- MATERIAL SHOWN -
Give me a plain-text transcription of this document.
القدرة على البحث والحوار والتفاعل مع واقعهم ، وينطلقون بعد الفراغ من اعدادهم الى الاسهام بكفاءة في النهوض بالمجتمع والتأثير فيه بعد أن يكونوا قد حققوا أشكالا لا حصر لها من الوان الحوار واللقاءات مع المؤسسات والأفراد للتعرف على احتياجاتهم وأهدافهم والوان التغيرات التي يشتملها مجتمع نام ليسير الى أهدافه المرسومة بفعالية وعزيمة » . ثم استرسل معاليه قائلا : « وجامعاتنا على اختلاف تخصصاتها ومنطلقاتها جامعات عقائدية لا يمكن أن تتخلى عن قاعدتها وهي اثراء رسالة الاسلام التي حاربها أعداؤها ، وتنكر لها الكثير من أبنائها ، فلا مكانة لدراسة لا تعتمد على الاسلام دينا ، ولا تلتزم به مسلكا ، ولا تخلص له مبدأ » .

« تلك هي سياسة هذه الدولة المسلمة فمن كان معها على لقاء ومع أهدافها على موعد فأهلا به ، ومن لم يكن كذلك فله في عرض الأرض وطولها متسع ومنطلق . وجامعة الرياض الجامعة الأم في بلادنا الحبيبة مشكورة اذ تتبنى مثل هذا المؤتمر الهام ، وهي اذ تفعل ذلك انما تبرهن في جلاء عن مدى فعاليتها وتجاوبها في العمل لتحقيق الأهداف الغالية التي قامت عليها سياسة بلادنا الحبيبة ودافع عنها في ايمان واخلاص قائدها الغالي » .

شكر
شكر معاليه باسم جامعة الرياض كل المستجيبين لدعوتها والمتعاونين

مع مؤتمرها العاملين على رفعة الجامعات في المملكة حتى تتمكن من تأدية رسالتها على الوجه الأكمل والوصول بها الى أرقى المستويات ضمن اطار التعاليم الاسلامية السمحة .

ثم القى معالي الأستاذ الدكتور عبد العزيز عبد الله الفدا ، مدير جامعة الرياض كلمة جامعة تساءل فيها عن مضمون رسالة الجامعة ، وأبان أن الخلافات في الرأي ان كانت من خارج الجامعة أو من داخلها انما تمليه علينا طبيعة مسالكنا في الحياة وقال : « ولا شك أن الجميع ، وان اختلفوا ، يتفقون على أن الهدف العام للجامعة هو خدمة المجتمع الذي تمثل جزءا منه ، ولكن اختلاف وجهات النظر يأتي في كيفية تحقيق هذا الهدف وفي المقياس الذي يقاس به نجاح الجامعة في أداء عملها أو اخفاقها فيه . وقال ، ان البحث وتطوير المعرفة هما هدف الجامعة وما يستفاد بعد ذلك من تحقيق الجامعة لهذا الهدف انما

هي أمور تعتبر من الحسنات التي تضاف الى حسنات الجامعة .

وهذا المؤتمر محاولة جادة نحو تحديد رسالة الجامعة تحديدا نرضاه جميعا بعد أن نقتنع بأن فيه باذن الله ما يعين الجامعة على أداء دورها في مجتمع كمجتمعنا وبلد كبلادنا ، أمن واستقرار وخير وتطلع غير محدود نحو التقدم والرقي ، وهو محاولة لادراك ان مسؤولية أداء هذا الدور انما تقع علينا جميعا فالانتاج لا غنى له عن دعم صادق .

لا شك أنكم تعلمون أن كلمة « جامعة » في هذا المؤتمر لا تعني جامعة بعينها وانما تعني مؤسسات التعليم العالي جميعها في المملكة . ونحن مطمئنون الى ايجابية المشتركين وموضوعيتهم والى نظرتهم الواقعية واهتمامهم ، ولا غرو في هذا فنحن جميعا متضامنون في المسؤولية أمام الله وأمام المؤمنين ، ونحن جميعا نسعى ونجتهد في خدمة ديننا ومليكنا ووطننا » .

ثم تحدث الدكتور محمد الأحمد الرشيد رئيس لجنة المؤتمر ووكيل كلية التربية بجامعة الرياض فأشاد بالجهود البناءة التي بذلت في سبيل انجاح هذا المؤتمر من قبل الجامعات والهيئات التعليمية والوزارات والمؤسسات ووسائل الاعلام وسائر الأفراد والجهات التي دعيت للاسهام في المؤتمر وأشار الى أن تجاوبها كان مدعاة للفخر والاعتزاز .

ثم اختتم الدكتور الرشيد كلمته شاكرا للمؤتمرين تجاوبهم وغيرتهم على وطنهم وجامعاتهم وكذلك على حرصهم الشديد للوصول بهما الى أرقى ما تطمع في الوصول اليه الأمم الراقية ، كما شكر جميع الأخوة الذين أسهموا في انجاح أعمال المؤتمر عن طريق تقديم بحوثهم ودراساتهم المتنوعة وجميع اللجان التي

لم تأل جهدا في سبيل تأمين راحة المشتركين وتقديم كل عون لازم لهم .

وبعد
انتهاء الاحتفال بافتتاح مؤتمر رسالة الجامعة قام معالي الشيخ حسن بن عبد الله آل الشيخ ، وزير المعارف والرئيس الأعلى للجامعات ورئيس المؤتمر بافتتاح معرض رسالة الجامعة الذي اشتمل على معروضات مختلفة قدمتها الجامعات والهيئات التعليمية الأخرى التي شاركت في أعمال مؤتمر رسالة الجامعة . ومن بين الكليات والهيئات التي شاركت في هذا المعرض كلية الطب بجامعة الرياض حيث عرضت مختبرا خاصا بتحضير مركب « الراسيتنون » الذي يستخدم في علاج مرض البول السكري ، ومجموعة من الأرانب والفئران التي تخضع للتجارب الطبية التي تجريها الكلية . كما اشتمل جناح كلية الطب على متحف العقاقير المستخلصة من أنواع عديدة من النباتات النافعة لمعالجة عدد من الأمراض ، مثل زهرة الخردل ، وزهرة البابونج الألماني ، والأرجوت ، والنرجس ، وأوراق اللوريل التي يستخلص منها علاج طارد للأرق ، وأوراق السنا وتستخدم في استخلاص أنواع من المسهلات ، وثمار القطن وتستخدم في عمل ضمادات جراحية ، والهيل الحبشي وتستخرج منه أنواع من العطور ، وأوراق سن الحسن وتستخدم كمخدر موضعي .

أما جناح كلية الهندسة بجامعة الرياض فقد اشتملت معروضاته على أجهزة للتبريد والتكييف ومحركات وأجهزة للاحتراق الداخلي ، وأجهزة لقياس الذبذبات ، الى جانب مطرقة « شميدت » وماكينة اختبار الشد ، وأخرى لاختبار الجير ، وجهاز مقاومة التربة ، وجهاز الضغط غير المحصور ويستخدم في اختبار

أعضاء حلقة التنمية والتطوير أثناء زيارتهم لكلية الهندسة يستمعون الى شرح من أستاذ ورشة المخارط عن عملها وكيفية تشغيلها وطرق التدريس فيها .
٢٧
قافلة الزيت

- WHAT TO DO -
Every record above must be duplicated exactly.

- SOLUTION TO THE EXERCISE -
Give me a plain-text transcription of this document.
القدرة على البحث والحوار والتفاعل مع واقعهم ، وينطلقون بعد الفراغ من اعدادهم الى الاسهام بكفاءة في النهوض بالمجتمع والتأثير فيه بعد أن يكونوا قد حققوا أشكالا لا حصر لها من الوان الحوار واللقاءات مع المؤسسات والأفراد للتعرف على احتياجاتهم وأهدافهم والوان التغيرات التي يشتملها مجتمع نام ليسير الى أهدافه المرسومة بفعالية وعزيمة » . ثم استرسل معاليه قائلا : « وجامعاتنا على اختلاف تخصصاتها ومنطلقاتها جامعات عقائدية لا يمكن أن تتخلى عن قاعدتها وهي اثراء رسالة الاسلام التي حاربها أعداؤها ، وتنكر لها الكثير من أبنائها ، فلا مكانة لدراسة لا تعتمد على الاسلام دينا ، ولا تلتزم به مسلكا ، ولا تخلص له مبدأ » .

« تلك هي سياسة هذه الدولة المسلمة فمن كان معها على لقاء ومع أهدافها على موعد فأهلا به ، ومن لم يكن كذلك فله في عرض الأرض وطولها متسع ومنطلق . وجامعة الرياض الجامعة الأم في بلادنا الحبيبة مشكورة اذ تتبنى مثل هذا المؤتمر الهام ، وهي اذ تفعل ذلك انما تبرهن في جلاء عن مدى فعاليتها وتجاوبها في العمل لتحقيق الأهداف الغالية التي قامت عليها سياسة بلادنا الحبيبة ودافع عنها في ايمان واخلاص قائدها الغالي » .

شكر
شكر معاليه باسم جامعة الرياض كل المستجيبين لدعوتها والمتعاونين

مع مؤتمرها العاملين على رفعة الجامعات في المملكة حتى تتمكن من تأدية رسالتها على الوجه الأكمل والوصول بها الى أرقى المستويات ضمن اطار التعاليم الاسلامية السمحة .

ثم القى معالي الأستاذ الدكتور عبد العزيز عبد الله الفدا ، مدير جامعة الرياض كلمة جامعة تساءل فيها عن مضمون رسالة الجامعة ، وأبان أن الخلافات في الرأي ان كانت من خارج الجامعة أو من داخلها انما تمليه علينا طبيعة مسالكنا في الحياة وقال : « ولا شك أن الجميع ، وان اختلفوا ، يتفقون على أن الهدف العام للجامعة هو خدمة المجتمع الذي تمثل جزءا منه ، ولكن اختلاف وجهات النظر يأتي في كيفية تحقيق هذا الهدف وفي المقياس الذي يقاس به نجاح الجامعة في أداء عملها أو اخفاقها فيه . وقال ، ان البحث وتطوير المعرفة هما هدف الجامعة وما يستفاد بعد ذلك من تحقيق الجامعة لهذا الهدف انما

هي أمور تعتبر من الحسنات التي تضاف الى حسنات الجامعة .

وهذا المؤتمر محاولة جادة نحو تحديد رسالة الجامعة تحديدا نرضاه جميعا بعد أن نقتنع بأن فيه باذن الله ما يعين الجامعة على أداء دورها في مجتمع كمجتمعنا وبلد كبلادنا ، أمن واستقرار وخير وتطلع غير محدود نحو التقدم والرقي ، وهو محاولة لادراك ان مسؤولية أداء هذا الدور انما تقع علينا جميعا فالانتاج لا غنى له عن دعم صادق .

لا شك أنكم تعلمون أن كلمة « جامعة » في هذا المؤتمر لا تعني جامعة بعينها وانما تعني مؤسسات التعليم العالي جميعها في المملكة . ونحن مطمئنون الى ايجابية المشتركين وموضوعيتهم والى نظرتهم الواقعية واهتمامهم ، ولا غرو في هذا فنحن جميعا متضامنون في المسؤولية أمام الله وأمام المؤمنين ، ونحن جميعا نسعى ونجتهد في خدمة ديننا ومليكنا ووطننا » .

ثم تحدث الدكتور محمد الأحمد الرشيد رئيس لجنة المؤتمر ووكيل كلية التربية بجامعة الرياض فأشاد بالجهود البناءة التي بذلت في سبيل انجاح هذا المؤتمر من قبل الجامعات والهيئات التعليمية والوزارات والمؤسسات ووسائل الاعلام وسائر الأفراد والجهات التي دعيت للاسهام في المؤتمر وأشار الى أن تجاوبها كان مدعاة للفخر والاعتزاز .

ثم اختتم الدكتور الرشيد كلمته شاكرا للمؤتمرين تجاوبهم وغيرتهم على وطنهم وجامعاتهم وكذلك على حرصهم الشديد للوصول بهما الى أرقى ما تطمع في الوصول اليه الأمم الراقية ، كما شكر جميع الأخوة الذين أسهموا في انجاح أعمال المؤتمر عن طريق تقديم بحوثهم ودراساتهم المتنوعة وجميع اللجان التي

لم تأل جهدا في سبيل تأمين راحة المشتركين وتقديم كل عون لازم لهم .

وبعد
انتهاء الاحتفال بافتتاح مؤتمر رسالة الجامعة قام معالي الشيخ حسن بن عبد الله آل الشيخ ، وزير المعارف والرئيس الأعلى للجامعات ورئيس المؤتمر بافتتاح معرض رسالة الجامعة الذي اشتمل على معروضات مختلفة قدمتها الجامعات والهيئات التعليمية الأخرى التي شاركت في أعمال مؤتمر رسالة الجامعة . ومن بين الكليات والهيئات التي شاركت في هذا المعرض كلية الطب بجامعة الرياض حيث عرضت مختبرا خاصا بتحضير مركب « الراسيتنون » الذي يستخدم في علاج مرض البول السكري ، ومجموعة من الأرانب والفئران التي تخضع للتجارب الطبية التي تجريها الكلية . كما اشتمل جناح كلية الطب على متحف العقاقير المستخلصة من أنواع عديدة من النباتات النافعة لمعالجة عدد من الأمراض ، مثل زهرة الخردل ، وزهرة البابونج الألماني ، والأرجوت ، والنرجس ، وأوراق اللوريل التي يستخلص منها علاج طارد للأرق ، وأوراق السنا وتستخدم في استخلاص أنواع من المسهلات ، وثمار القطن وتستخدم في عمل ضمادات جراحية ، والهيل الحبشي وتستخرج منه أنواع من العطور ، وأوراق سن الحسن وتستخدم كمخدر موضعي .

أما جناح كلية الهندسة بجامعة الرياض فقد اشتملت معروضاته على أجهزة للتبريد والتكييف ومحركات وأجهزة للاحتراق الداخلي ، وأجهزة لقياس الذبذبات ، الى جانب مطرقة « شميدت » وماكينة اختبار الشد ، وأخرى لاختبار الجير ، وجهاز مقاومة التربة ، وجهاز الضغط غير المحصور ويستخدم في اختبار

أعضاء حلقة التنمية والتطوير أثناء زيارتهم لكلية الهندسة يستمعون الى شرح من أستاذ ورشة المخارط عن عملها وكيفية تشغيلها وطرق التدريس فيها .
٢٧
قافلة الزيت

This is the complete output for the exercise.